— begin —

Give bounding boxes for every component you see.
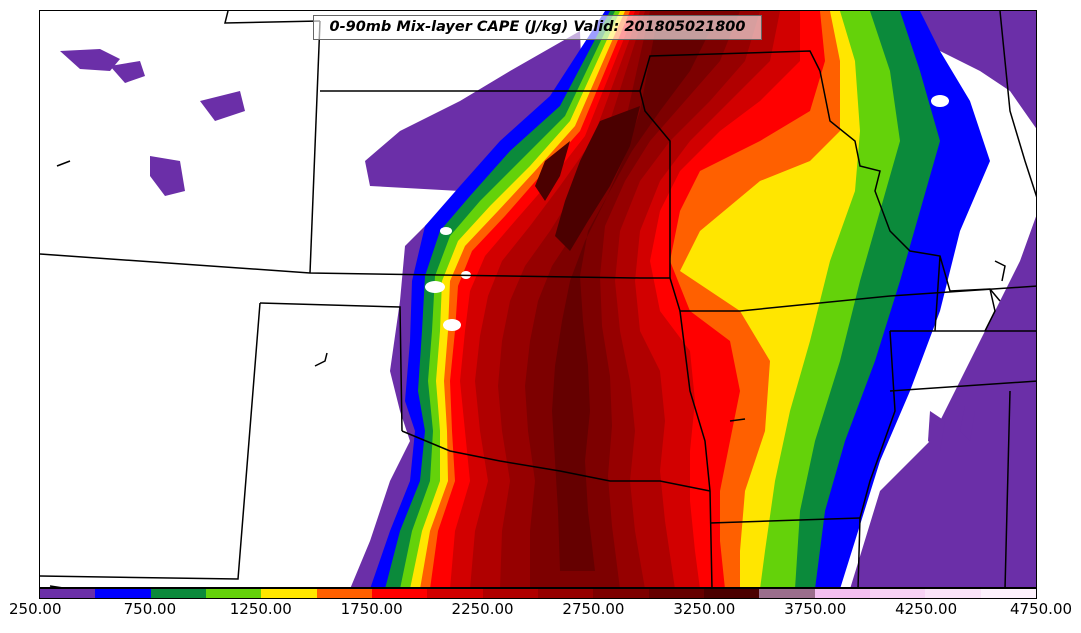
cape-void [443,319,461,331]
cape-blob [200,91,245,121]
state-boundaries [40,11,1036,587]
cape-map [40,11,1036,587]
colorbar-segment [427,589,483,598]
cape-void [425,281,445,293]
colorbar-segment [150,589,206,598]
cape-void [440,227,452,235]
colorbar-tick-label: 1250.00 [229,600,292,618]
colorbar-segment [537,589,594,598]
cape-blob [960,406,975,441]
water-features [56,160,1006,422]
colorbar-segment [95,589,151,598]
colorbar-segment [482,589,538,598]
colorbar-segment [593,589,649,598]
cape-blob [928,411,945,451]
map-title: 0-90mb Mix-layer CAPE (J/kg) Valid: 2018… [313,15,762,40]
colorbar-tick-label: 4750.00 [1010,600,1073,618]
colorbar-segment [869,589,926,598]
colorbar-segment [925,589,981,598]
colorbar-segment [261,589,317,598]
colorbar-tick-label: 250.00 [9,600,62,618]
cape-band-3250 [535,106,640,251]
colorbar-tick-label: 3750.00 [784,600,847,618]
colorbar-tick-label: 750.00 [123,600,177,618]
colorbar-tick-label: 1750.00 [340,600,403,618]
cape-void [931,95,949,107]
cape-blob [110,61,145,83]
cape-blob [60,49,120,71]
colorbar-segment [648,589,704,598]
colorbar [39,588,1037,599]
colorbar-segment [759,589,815,598]
colorbar-tick-label: 3250.00 [673,600,736,618]
colorbar-segment [205,589,262,598]
colorbar-segment [814,589,870,598]
map-panel [39,10,1037,588]
cape-blob [150,156,185,196]
colorbar-tick-label: 2750.00 [562,600,625,618]
colorbar-segment [371,589,428,598]
colorbar-segment [316,589,372,598]
colorbar-segment [703,589,760,598]
colorbar-segment [40,589,96,598]
colorbar-tick-label: 4250.00 [895,600,958,618]
colorbar-segment [980,589,1036,598]
colorbar-tick-label: 2250.00 [451,600,514,618]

— end —

> **WHAT IS BEING ASKED**
Please copy out every row above word for word, leaving out the pictures.

> **TASK OUTPUT**
Give bounding boxes for every component you see.
cape-void [443,319,461,331]
cape-blob [200,91,245,121]
state-boundaries [40,11,1036,587]
cape-map [40,11,1036,587]
colorbar-segment [427,589,483,598]
cape-void [425,281,445,293]
colorbar-segment [150,589,206,598]
cape-void [440,227,452,235]
colorbar-tick-label: 1250.00 [229,600,292,618]
colorbar-segment [537,589,594,598]
cape-blob [960,406,975,441]
water-features [56,160,1006,422]
colorbar-segment [95,589,151,598]
colorbar-segment [482,589,538,598]
colorbar-segment [593,589,649,598]
cape-blob [928,411,945,451]
map-title: 0-90mb Mix-layer CAPE (J/kg) Valid: 2018… [313,15,762,40]
colorbar-tick-label: 4750.00 [1010,600,1073,618]
colorbar-segment [869,589,926,598]
colorbar-segment [925,589,981,598]
colorbar-segment [261,589,317,598]
colorbar-tick-label: 250.00 [9,600,62,618]
cape-band-3250 [535,106,640,251]
colorbar-tick-label: 3750.00 [784,600,847,618]
colorbar-tick-label: 750.00 [123,600,177,618]
colorbar-tick-label: 1750.00 [340,600,403,618]
cape-void [931,95,949,107]
cape-blob [110,61,145,83]
cape-blob [60,49,120,71]
colorbar-segment [648,589,704,598]
colorbar [39,588,1037,599]
colorbar-segment [759,589,815,598]
colorbar-tick-label: 3250.00 [673,600,736,618]
colorbar-segment [205,589,262,598]
colorbar-segment [814,589,870,598]
map-panel [39,10,1037,588]
cape-blob [150,156,185,196]
colorbar-tick-label: 2750.00 [562,600,625,618]
colorbar-segment [371,589,428,598]
colorbar-segment [316,589,372,598]
colorbar-segment [703,589,760,598]
colorbar-segment [40,589,96,598]
colorbar-tick-label: 4250.00 [895,600,958,618]
colorbar-segment [980,589,1036,598]
colorbar-tick-label: 2250.00 [451,600,514,618]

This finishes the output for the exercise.